In the material below, find every line with "handelt" and pull it out.

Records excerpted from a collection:
---*---

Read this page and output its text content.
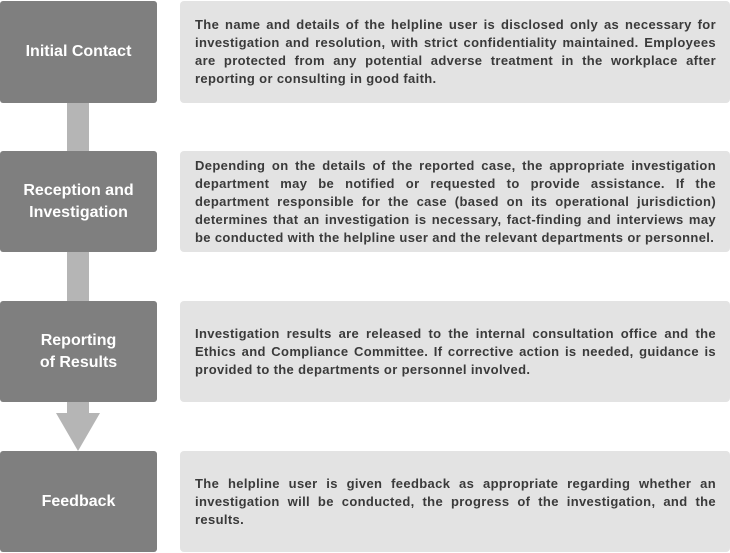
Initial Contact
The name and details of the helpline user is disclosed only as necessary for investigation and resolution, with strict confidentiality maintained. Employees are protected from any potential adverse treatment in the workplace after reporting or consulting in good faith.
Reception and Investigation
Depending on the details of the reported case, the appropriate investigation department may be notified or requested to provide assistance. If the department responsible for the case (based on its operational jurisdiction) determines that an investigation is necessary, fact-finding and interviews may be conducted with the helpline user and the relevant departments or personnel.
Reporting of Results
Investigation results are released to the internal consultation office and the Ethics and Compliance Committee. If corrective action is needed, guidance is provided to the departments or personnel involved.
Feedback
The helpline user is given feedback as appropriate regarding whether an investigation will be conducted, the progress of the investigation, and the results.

---*---

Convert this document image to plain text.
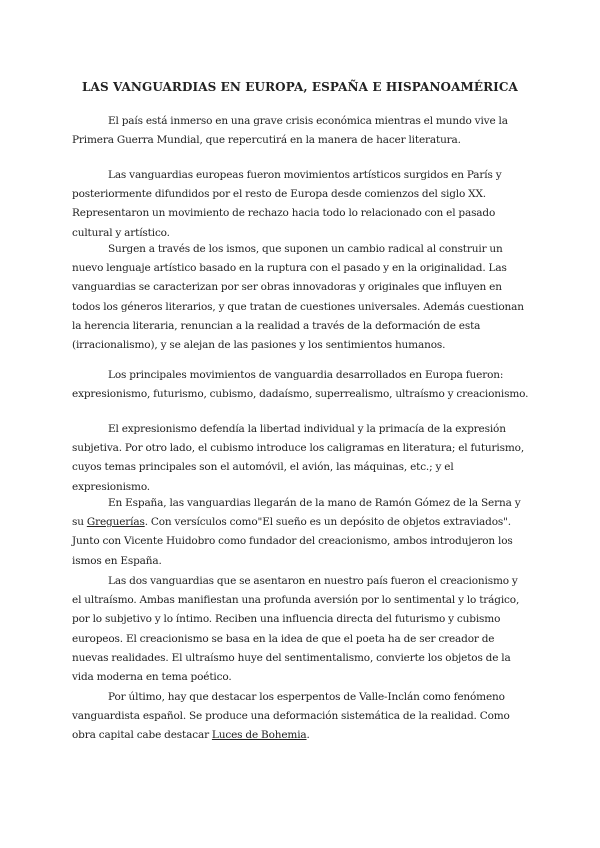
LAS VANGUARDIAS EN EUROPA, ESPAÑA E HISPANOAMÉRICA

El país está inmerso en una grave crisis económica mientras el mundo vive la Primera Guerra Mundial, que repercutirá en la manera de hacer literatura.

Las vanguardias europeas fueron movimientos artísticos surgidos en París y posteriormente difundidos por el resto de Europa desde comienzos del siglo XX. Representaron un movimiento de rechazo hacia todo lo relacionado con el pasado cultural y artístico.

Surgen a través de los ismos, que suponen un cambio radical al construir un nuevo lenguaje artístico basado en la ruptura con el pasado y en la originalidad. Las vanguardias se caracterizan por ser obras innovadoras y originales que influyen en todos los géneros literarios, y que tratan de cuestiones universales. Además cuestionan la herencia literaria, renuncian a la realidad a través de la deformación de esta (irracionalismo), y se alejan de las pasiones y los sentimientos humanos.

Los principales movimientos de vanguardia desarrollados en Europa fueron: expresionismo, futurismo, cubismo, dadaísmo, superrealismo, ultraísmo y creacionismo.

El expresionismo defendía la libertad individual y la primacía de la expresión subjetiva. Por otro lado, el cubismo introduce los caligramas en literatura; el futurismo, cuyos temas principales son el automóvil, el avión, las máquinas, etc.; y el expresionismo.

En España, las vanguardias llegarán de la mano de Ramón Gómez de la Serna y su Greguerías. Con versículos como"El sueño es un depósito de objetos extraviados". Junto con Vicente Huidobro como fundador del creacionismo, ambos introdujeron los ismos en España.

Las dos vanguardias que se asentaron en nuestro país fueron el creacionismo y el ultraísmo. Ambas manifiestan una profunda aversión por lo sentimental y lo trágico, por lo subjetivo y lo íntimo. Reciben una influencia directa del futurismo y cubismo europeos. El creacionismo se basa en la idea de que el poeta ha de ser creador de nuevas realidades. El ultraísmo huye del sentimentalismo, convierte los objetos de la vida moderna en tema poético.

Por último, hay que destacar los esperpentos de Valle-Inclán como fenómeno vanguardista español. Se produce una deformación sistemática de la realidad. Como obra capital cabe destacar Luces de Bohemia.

---*---

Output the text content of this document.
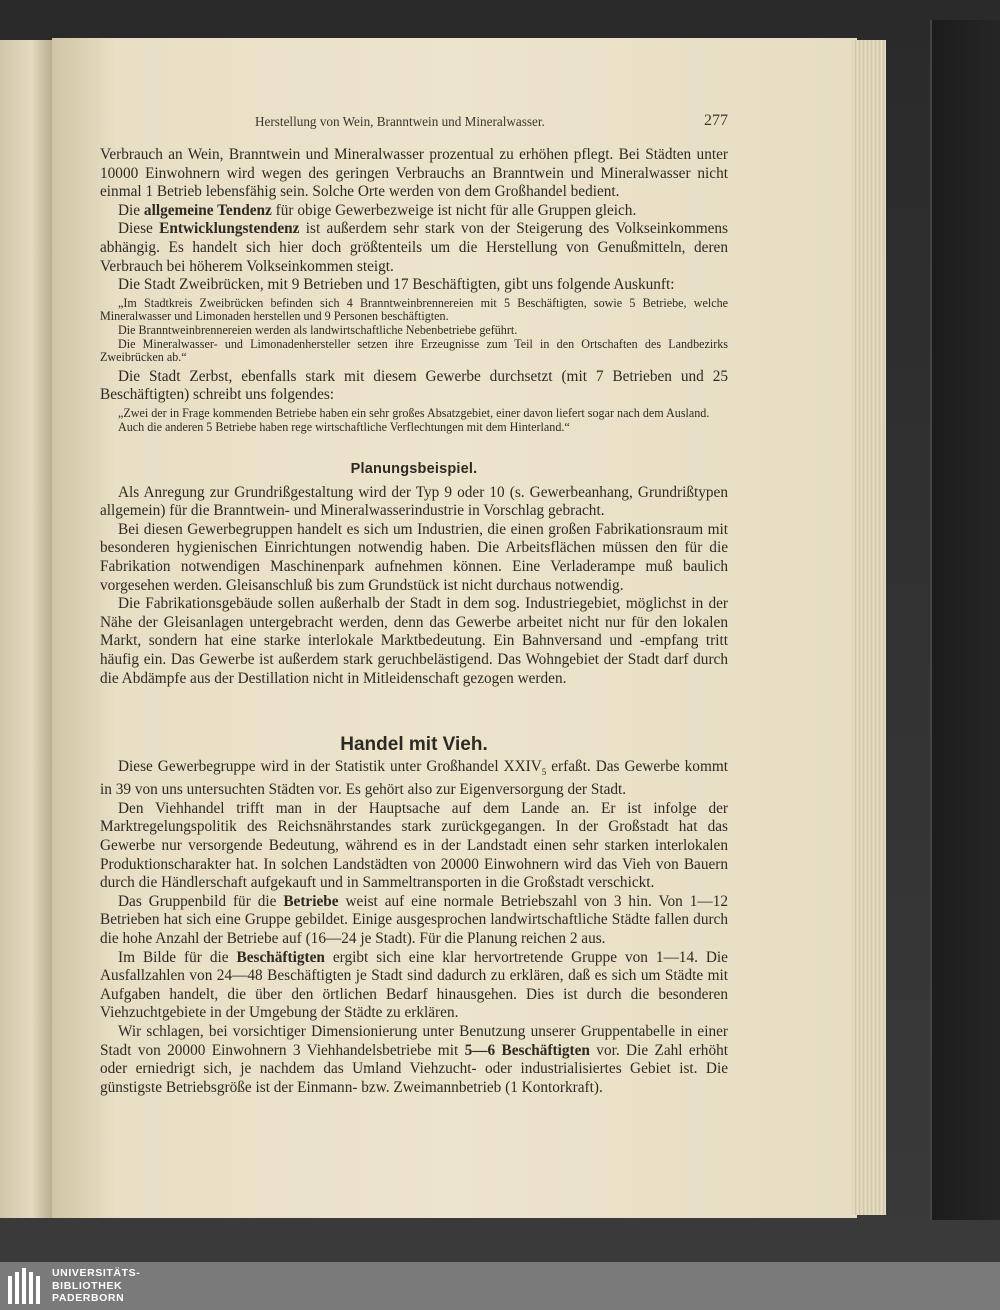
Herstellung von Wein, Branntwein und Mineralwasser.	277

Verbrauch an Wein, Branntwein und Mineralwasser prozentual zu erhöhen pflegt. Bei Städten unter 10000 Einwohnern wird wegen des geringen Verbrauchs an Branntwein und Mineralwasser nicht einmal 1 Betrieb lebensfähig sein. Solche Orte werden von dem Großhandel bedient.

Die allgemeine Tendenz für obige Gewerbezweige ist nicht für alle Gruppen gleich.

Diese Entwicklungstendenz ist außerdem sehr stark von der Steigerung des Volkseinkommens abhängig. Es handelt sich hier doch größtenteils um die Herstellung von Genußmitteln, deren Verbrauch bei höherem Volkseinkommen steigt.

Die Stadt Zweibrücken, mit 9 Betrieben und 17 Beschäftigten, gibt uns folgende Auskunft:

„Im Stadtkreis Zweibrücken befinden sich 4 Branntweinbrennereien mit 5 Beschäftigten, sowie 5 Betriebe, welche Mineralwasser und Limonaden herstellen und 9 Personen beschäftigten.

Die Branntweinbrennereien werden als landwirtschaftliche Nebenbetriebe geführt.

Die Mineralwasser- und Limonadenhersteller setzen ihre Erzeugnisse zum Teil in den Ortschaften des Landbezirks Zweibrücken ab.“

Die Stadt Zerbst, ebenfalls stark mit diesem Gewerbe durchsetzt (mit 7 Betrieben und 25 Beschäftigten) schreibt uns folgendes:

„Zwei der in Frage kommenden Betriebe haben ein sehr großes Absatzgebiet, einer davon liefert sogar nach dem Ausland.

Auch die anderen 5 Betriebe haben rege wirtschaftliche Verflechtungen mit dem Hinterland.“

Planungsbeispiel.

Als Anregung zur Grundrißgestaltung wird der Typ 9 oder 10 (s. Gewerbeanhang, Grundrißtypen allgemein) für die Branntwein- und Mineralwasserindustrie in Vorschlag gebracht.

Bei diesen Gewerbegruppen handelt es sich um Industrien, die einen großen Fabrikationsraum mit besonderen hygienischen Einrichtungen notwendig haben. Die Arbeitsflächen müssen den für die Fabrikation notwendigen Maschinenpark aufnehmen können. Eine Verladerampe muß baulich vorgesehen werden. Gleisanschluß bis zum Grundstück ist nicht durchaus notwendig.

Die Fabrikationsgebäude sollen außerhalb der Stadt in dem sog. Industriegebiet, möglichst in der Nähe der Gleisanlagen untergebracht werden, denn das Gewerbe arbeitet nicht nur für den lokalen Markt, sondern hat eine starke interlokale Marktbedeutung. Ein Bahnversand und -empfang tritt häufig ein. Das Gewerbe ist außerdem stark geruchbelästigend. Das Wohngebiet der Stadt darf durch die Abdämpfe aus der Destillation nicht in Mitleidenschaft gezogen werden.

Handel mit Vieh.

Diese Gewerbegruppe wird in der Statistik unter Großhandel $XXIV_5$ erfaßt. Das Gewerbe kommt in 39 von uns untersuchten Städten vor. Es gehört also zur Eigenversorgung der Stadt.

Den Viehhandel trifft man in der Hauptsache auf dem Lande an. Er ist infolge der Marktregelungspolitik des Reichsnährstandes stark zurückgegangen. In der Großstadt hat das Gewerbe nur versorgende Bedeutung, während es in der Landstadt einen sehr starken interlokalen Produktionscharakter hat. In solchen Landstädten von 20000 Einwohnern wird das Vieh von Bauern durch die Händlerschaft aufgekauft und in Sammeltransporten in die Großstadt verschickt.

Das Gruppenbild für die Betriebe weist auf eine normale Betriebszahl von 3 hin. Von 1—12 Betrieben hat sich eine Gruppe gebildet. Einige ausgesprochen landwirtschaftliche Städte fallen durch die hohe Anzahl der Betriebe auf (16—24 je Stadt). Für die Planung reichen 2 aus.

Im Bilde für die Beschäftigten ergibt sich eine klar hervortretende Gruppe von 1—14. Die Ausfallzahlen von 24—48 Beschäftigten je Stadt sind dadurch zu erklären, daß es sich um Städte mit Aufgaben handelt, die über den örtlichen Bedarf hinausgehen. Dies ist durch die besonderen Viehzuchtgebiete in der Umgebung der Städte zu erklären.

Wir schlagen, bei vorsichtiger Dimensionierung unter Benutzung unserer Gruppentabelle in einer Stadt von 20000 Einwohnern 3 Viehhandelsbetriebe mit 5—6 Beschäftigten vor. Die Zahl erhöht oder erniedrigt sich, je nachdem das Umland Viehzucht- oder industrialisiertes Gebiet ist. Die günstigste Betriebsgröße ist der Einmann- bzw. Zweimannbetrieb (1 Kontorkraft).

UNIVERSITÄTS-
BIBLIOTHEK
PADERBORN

---*---

Solution to the problem:
Diese Entwicklungstendenz ist außerdem sehr stark von der Steigerung des Volkseinkommens abhängig. Es handelt sich hier doch größtenteils um die Herstellung von Genußmitteln, deren Verbrauch bei höherem Volkseinkommen steigt.
Bei diesen Gewerbegruppen handelt es sich um Industrien, die einen großen Fabrikationsraum mit besonderen hygienischen Einrichtungen notwendig haben. Die Arbeitsflächen müssen den für die Fabrikation notwendigen Maschinenpark aufnehmen können. Eine Verladerampe muß baulich vorgesehen werden. Gleisanschluß bis zum Grundstück ist nicht durchaus notwendig.
Im Bilde für die Beschäftigten ergibt sich eine klar hervortretende Gruppe von 1—14. Die Ausfallzahlen von 24—48 Beschäftigten je Stadt sind dadurch zu erklären, daß es sich um Städte mit Aufgaben handelt, die über den örtlichen Bedarf hinausgehen. Dies ist durch die besonderen Viehzuchtgebiete in der Umgebung der Städte zu erklären.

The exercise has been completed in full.